From the rows below, select and copy every line that contains the string "column". Matching is case-sensitive.

_Materials provided_.
#####

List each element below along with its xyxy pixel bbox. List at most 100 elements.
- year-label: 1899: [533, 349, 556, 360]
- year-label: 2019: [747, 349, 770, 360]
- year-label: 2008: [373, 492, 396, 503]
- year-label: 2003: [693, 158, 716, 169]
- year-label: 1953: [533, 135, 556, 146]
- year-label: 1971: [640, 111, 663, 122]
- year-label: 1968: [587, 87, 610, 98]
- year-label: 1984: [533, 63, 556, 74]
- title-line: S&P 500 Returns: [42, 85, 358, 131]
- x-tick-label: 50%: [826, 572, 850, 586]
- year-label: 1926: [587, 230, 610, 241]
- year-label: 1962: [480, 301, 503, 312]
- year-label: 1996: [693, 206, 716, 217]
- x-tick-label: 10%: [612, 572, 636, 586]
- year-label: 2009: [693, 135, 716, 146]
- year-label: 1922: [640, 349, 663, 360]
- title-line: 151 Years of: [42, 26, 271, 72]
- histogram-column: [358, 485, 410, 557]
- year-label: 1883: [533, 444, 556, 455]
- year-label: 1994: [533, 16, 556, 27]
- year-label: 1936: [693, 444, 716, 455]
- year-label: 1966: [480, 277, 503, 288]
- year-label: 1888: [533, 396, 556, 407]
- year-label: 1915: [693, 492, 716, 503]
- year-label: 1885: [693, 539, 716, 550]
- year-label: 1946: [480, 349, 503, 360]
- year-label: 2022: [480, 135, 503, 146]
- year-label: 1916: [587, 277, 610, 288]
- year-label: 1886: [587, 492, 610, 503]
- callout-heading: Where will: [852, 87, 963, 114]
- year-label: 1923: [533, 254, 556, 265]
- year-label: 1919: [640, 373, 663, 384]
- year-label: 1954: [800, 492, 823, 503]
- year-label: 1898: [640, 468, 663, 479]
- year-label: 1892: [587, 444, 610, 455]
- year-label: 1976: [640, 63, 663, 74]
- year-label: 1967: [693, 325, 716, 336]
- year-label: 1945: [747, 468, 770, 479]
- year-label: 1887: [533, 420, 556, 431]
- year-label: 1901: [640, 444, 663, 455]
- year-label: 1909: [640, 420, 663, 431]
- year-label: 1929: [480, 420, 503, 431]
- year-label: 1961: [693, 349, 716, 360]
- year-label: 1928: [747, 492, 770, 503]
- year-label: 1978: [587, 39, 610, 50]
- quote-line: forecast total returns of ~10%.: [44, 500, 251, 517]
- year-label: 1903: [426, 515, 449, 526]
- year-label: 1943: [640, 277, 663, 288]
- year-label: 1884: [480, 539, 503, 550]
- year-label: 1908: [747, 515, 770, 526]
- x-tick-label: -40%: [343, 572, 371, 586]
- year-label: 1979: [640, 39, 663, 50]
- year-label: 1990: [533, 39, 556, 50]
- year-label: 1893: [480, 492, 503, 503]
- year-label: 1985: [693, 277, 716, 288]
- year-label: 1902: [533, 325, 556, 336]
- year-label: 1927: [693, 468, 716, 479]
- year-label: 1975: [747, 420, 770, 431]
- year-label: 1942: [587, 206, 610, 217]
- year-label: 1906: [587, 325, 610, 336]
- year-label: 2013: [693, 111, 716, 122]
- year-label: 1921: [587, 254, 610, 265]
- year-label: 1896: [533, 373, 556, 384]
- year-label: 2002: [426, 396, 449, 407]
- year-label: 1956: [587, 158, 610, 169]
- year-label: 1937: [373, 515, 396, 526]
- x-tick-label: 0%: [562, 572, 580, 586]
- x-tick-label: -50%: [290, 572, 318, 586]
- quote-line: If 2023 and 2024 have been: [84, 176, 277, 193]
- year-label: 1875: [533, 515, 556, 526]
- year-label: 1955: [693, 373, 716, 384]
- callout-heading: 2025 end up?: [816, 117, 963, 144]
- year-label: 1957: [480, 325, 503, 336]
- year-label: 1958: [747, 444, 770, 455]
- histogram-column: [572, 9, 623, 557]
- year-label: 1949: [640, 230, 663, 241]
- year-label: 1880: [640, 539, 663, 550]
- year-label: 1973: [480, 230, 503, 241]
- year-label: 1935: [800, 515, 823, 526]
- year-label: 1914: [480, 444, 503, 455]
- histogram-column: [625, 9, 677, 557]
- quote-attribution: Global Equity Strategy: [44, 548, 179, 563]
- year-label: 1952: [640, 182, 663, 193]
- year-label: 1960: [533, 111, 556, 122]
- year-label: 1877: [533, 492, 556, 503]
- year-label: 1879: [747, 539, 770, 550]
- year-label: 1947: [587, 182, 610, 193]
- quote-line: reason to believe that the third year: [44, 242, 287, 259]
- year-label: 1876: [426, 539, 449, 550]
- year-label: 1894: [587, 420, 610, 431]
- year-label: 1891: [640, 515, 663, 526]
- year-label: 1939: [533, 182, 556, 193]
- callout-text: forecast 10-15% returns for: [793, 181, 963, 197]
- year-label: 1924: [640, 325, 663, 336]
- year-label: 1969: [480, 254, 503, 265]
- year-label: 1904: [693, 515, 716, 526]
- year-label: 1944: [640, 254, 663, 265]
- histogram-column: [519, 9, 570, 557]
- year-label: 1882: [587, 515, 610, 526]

#####

_Output of the exercise_.
- histogram-column: [358, 485, 410, 557]
- histogram-column: [572, 9, 623, 557]
- histogram-column: [625, 9, 677, 557]
- histogram-column: [519, 9, 570, 557]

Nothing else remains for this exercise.